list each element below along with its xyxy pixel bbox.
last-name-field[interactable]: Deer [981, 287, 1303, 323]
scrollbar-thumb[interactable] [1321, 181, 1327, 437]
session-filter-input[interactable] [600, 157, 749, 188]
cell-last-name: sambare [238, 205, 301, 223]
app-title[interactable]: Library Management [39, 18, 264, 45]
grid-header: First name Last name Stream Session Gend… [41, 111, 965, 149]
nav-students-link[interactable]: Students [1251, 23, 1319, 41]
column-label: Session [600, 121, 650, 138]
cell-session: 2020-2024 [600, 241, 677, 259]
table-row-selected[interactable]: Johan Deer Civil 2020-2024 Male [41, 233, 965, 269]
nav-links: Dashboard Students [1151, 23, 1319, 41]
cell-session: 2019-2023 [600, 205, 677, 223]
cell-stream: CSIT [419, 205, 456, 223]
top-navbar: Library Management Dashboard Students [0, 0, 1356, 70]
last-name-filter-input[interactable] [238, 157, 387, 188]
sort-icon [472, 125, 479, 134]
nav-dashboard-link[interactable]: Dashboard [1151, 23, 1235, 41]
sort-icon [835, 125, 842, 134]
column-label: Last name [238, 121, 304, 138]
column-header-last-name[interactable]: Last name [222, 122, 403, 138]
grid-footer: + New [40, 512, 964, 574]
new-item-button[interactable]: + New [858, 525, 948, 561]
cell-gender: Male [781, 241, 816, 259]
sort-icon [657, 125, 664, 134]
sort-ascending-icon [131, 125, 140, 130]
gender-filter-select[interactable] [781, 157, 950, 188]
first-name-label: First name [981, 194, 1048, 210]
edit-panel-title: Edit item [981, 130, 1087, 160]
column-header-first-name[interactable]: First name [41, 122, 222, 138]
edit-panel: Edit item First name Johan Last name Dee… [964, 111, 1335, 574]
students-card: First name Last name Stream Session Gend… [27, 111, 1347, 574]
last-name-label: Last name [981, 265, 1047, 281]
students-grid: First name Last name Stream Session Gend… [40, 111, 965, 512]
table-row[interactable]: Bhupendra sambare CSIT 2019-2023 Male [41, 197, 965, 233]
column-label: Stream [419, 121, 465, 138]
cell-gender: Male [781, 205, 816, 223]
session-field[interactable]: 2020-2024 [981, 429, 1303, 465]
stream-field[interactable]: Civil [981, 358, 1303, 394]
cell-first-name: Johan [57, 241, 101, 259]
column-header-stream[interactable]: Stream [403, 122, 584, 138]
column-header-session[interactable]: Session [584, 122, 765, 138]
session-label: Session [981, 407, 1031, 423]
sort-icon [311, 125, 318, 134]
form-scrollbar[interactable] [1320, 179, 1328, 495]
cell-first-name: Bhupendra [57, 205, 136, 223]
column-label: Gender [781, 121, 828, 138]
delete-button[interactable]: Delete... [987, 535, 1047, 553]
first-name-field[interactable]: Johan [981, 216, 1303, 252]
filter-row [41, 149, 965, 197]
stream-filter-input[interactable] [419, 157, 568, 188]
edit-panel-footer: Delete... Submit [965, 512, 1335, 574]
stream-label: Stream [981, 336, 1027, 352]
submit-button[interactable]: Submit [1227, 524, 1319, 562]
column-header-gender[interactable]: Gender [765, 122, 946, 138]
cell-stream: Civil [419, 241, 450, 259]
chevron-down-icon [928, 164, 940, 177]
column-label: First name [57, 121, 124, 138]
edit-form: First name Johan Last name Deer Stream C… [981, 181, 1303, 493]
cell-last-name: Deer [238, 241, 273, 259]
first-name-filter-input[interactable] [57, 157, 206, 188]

:::

SET PROBLEM ▸ Count the lines in the items above that contain the string "Bhupendra", treating uppercase and lowercase as different, and give only the number.

COMPLETED EXERCISE ▸ 2